• [CHALLENGE] Using the records provided below, locate and copy each line that contains the word "Radničné".

begin RECORD LIST

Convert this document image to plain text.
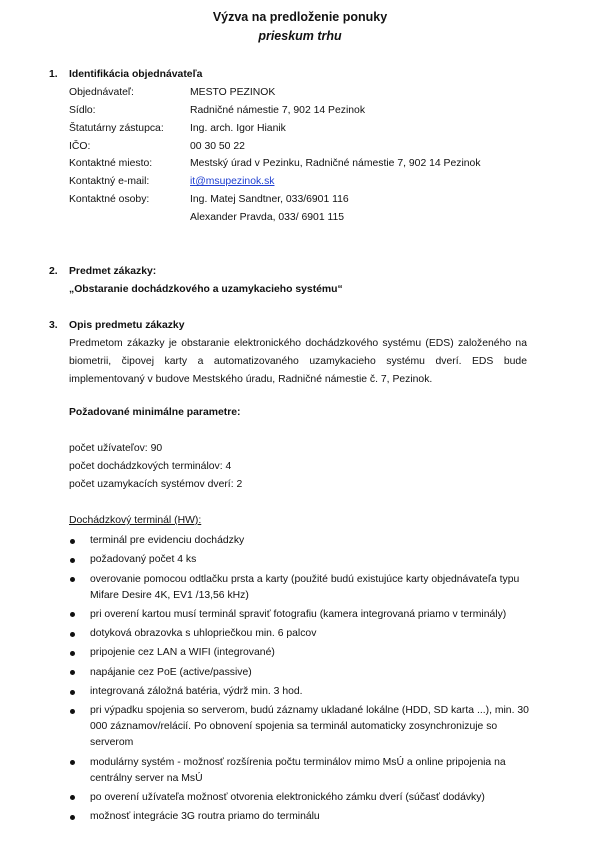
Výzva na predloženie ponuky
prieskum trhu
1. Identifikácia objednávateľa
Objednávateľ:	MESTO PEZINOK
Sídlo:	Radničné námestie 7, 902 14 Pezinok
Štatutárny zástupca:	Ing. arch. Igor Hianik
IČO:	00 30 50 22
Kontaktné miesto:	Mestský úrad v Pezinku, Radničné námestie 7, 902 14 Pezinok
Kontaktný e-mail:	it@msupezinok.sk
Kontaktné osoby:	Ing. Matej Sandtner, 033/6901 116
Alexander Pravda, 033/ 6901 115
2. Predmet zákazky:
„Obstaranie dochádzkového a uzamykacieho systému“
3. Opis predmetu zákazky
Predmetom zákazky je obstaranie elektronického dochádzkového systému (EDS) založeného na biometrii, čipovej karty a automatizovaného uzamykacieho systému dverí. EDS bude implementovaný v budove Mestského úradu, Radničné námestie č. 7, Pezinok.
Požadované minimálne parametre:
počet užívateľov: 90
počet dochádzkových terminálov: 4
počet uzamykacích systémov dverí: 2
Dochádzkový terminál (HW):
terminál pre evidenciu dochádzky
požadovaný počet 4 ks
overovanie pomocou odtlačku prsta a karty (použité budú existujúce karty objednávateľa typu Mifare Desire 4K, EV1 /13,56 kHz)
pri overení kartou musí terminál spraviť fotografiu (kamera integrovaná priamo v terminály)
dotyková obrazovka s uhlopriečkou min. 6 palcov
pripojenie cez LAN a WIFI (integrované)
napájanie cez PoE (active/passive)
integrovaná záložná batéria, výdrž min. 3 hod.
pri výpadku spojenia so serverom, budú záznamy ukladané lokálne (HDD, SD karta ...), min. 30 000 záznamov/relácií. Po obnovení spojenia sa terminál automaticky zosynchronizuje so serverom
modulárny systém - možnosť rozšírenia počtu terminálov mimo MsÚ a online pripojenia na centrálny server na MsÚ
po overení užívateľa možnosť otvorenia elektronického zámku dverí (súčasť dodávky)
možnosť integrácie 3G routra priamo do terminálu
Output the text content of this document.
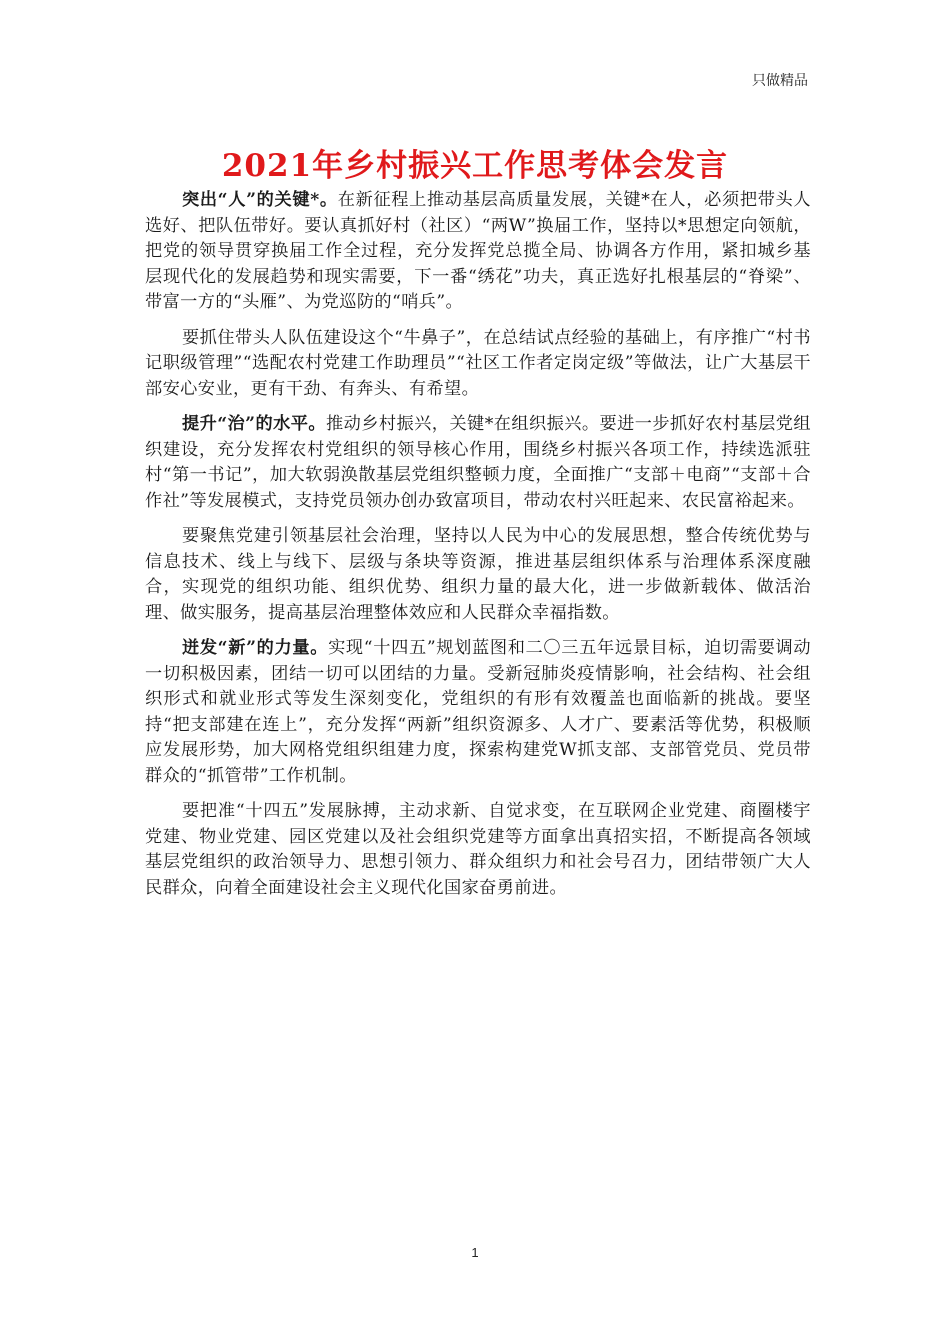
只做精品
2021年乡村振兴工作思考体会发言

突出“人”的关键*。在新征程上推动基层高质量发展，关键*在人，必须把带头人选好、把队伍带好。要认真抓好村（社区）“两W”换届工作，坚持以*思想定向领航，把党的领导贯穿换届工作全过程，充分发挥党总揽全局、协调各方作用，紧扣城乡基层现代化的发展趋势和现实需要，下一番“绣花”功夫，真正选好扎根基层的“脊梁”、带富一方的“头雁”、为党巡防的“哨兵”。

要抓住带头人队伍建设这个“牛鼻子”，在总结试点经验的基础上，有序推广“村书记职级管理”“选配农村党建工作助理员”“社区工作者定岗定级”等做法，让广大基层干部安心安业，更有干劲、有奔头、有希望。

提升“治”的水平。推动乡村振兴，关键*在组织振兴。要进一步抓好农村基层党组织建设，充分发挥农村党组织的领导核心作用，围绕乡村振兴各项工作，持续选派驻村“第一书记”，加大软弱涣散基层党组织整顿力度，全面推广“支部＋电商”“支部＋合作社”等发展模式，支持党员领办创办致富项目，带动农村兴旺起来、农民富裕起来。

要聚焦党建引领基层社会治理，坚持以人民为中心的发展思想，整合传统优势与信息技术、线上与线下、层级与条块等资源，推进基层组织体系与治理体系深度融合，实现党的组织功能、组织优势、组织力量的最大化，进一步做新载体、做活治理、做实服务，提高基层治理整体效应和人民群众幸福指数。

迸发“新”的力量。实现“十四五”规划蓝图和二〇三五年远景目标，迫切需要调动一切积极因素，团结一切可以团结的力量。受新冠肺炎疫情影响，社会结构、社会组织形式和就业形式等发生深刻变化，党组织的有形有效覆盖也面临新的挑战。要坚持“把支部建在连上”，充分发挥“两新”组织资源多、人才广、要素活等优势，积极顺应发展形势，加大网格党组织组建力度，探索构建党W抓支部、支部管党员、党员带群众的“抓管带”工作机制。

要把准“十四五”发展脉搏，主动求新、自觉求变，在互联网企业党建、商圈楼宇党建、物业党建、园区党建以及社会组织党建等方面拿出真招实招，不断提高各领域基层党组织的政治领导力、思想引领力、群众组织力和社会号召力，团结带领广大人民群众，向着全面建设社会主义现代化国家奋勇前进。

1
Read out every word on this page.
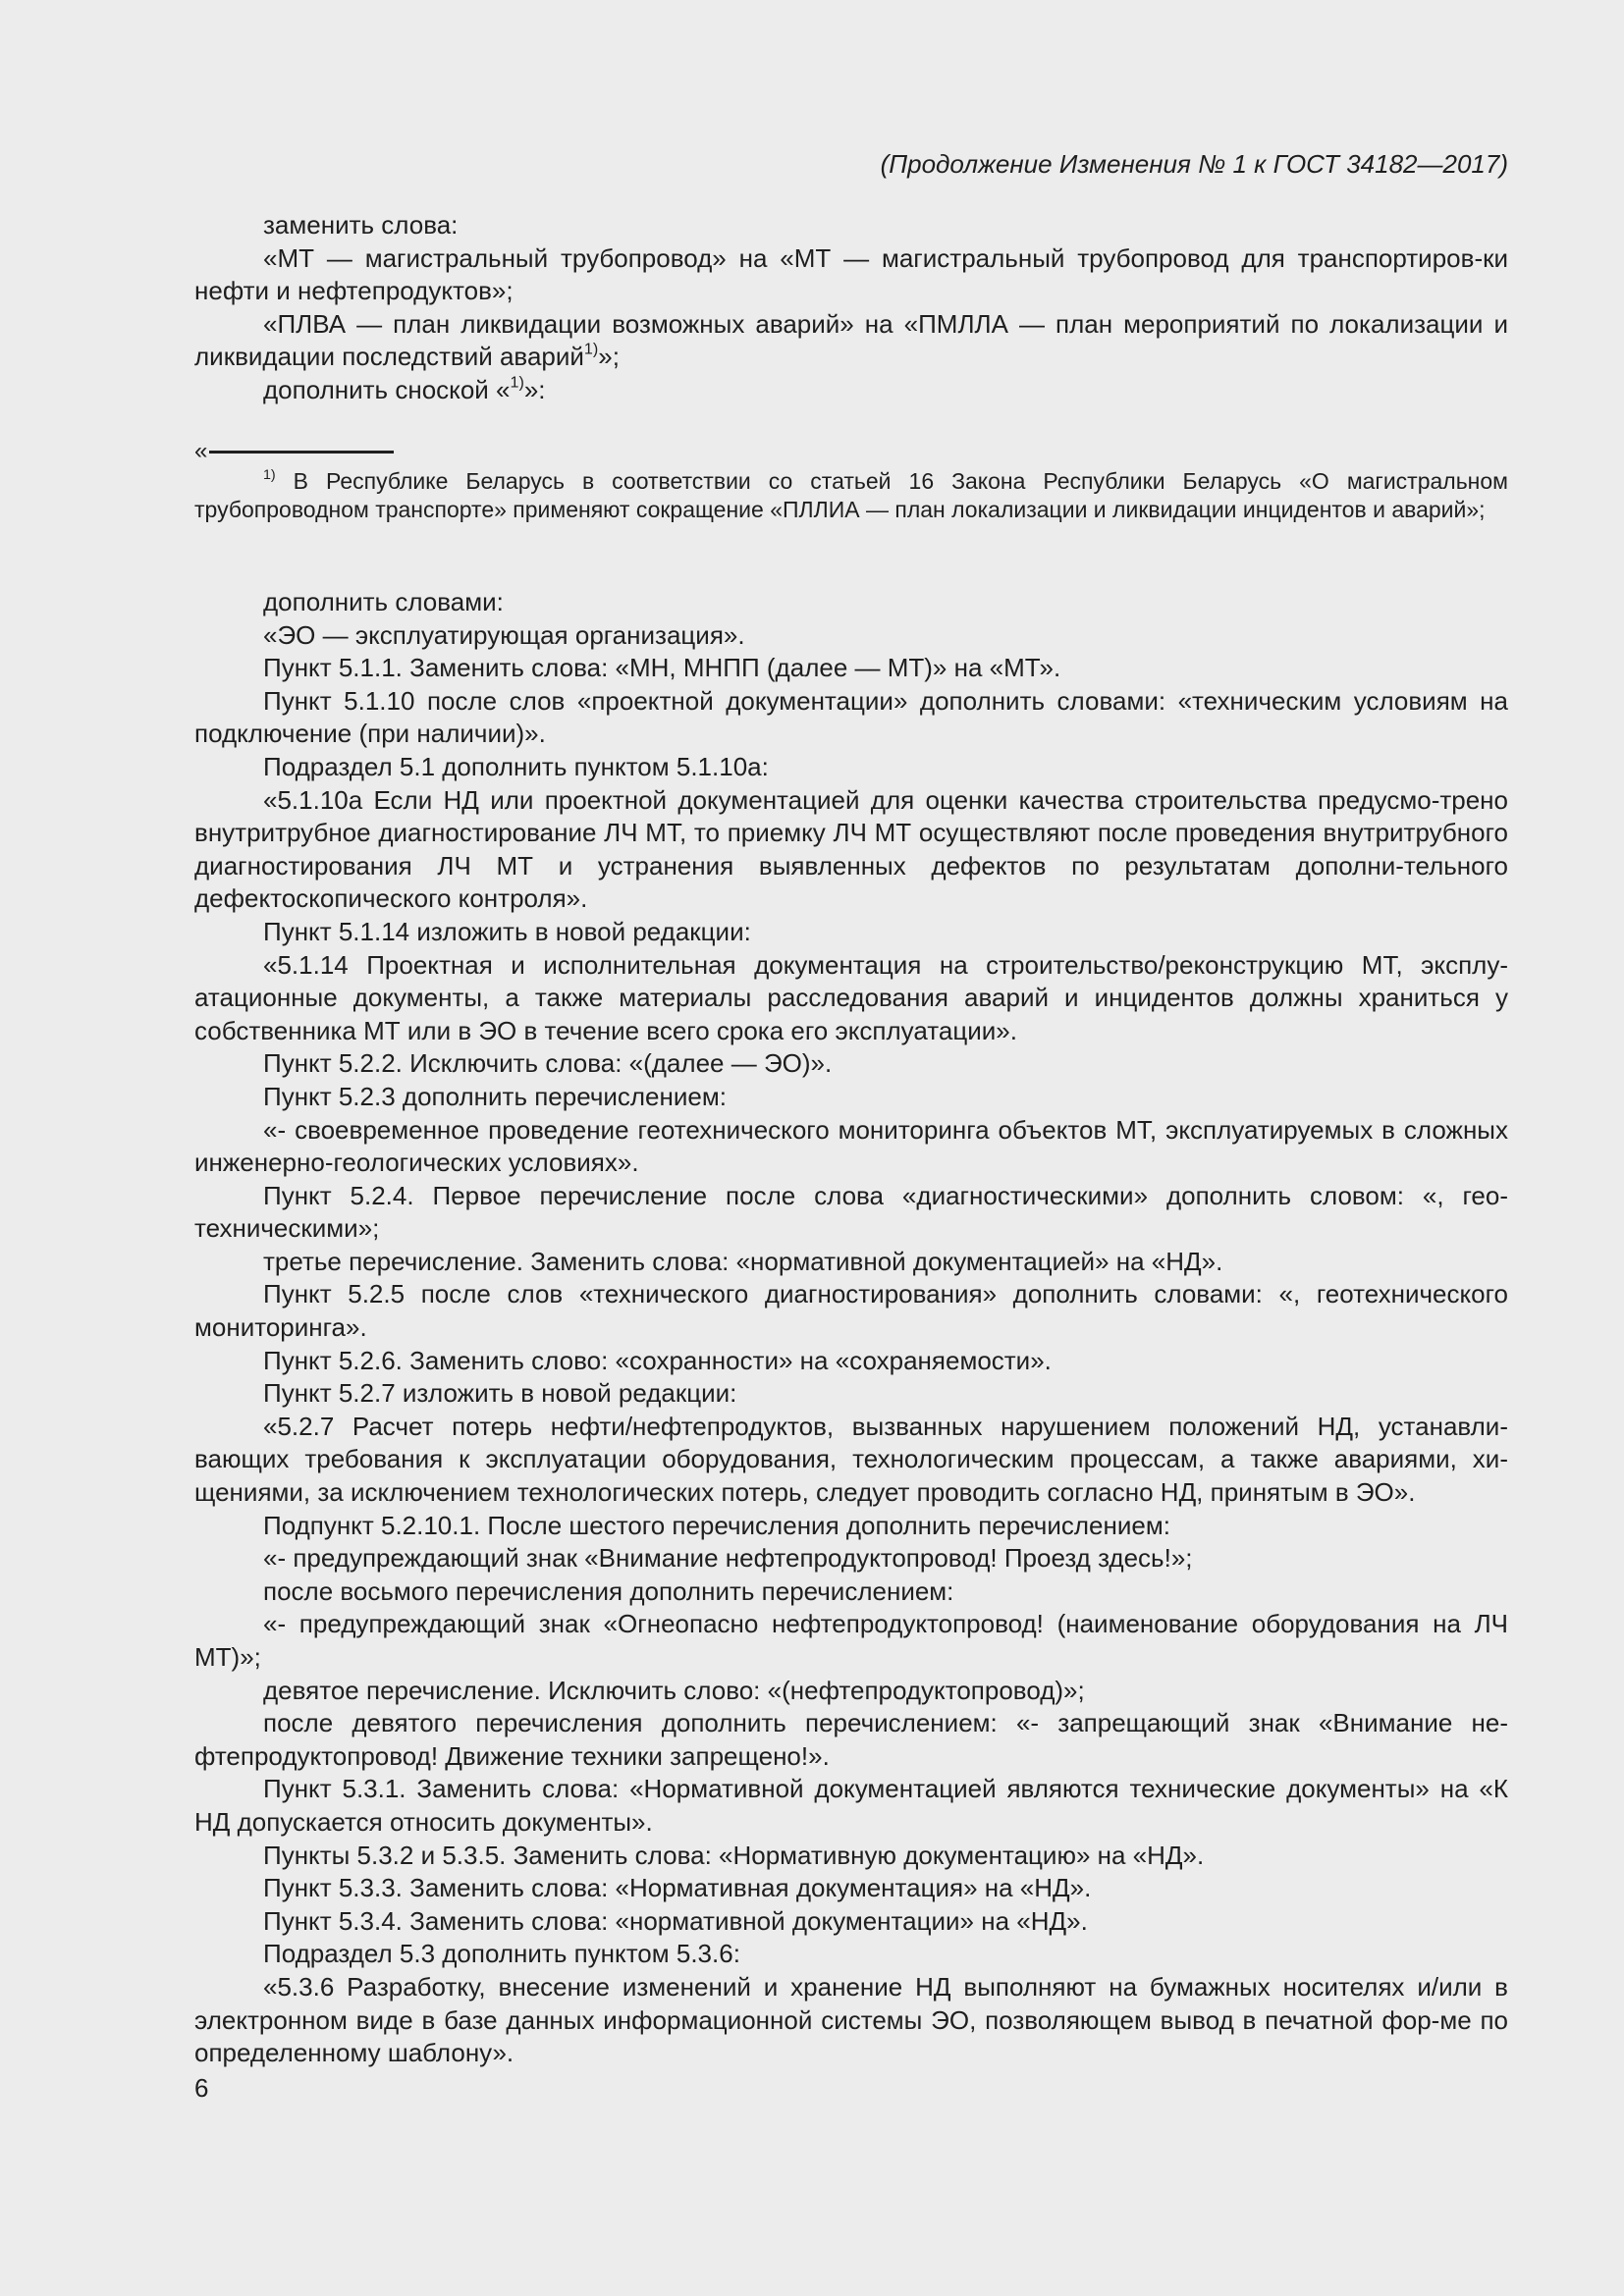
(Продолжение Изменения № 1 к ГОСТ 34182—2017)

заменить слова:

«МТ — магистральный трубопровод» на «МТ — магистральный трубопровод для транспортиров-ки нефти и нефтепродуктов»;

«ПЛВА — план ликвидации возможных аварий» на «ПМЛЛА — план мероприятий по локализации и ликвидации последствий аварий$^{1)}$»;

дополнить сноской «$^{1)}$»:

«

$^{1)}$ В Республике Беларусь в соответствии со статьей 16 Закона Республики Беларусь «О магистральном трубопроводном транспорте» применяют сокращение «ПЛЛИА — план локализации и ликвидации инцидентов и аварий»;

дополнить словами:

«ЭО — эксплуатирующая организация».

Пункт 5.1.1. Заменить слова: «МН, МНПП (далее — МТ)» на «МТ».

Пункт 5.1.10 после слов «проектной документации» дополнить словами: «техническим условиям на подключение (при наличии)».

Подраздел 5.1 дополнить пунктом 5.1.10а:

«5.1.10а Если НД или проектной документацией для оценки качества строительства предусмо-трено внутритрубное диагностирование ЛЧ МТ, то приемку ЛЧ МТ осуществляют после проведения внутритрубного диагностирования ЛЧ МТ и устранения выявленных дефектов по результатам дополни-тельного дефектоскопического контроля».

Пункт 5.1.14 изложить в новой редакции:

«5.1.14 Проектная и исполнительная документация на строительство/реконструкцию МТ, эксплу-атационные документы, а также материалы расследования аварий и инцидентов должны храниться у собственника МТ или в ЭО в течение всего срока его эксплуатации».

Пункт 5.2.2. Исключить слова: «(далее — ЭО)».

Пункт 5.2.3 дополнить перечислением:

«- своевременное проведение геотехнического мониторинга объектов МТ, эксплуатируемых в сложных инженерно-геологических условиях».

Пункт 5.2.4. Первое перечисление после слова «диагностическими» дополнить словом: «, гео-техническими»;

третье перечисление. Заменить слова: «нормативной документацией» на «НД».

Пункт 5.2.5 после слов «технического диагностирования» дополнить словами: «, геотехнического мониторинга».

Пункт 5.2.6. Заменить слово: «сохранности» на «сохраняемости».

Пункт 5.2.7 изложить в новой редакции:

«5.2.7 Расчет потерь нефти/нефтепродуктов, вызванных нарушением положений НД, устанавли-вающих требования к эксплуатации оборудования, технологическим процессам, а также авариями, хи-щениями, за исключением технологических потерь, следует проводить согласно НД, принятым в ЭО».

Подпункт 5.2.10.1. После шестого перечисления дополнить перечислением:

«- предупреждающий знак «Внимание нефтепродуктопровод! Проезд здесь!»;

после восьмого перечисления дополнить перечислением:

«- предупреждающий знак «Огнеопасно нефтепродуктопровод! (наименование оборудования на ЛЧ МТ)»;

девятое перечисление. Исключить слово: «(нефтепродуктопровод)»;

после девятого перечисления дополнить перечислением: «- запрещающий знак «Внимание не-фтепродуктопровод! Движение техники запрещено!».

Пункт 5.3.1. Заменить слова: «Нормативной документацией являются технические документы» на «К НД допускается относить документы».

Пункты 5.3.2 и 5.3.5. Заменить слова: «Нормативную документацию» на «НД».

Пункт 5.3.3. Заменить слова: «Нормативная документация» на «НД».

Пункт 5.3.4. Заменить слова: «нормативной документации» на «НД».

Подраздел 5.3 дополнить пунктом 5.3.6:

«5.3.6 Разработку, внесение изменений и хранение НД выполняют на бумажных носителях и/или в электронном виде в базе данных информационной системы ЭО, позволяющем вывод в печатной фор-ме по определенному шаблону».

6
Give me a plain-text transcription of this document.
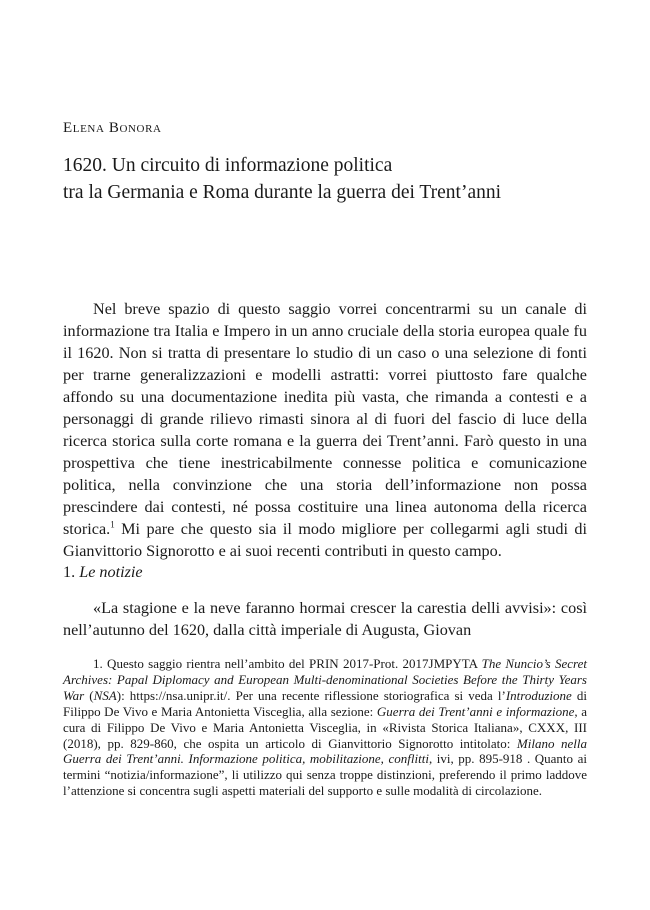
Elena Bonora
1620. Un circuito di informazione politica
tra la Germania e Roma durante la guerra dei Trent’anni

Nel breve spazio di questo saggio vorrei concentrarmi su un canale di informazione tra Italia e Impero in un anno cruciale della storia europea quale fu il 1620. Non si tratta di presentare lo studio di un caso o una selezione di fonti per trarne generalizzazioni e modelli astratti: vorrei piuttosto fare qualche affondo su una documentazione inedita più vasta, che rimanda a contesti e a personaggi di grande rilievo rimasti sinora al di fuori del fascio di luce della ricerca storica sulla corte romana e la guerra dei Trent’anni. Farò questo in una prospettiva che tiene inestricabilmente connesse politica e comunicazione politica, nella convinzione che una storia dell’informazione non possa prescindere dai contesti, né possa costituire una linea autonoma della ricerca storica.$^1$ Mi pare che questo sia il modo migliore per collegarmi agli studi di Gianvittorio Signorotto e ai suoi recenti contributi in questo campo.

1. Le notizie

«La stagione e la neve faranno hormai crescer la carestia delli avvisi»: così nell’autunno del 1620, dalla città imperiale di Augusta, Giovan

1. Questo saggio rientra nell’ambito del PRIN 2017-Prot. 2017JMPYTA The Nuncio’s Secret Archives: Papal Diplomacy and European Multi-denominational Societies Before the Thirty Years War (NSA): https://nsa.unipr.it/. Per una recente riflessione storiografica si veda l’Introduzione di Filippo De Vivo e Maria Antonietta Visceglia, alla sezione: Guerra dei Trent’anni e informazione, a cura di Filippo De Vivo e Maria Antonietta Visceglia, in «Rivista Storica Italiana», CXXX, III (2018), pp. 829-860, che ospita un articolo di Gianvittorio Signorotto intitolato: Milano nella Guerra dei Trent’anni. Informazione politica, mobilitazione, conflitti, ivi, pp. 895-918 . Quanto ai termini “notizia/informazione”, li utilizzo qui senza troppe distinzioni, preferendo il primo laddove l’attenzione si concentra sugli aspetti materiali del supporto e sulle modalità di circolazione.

end RECORD LIST

• [RESULT]
Sídlo:	Radničné námestie 7, 902 14 Pezinok
Kontaktné miesto:	Mestský úrad v Pezinku, Radničné námestie 7, 902 14 Pezinok
Predmetom zákazky je obstaranie elektronického dochádzkového systému (EDS) založeného na biometrii, čipovej karty a automatizovaného uzamykacieho systému dverí. EDS bude implementovaný v budove Mestského úradu, Radničné námestie č. 7, Pezinok.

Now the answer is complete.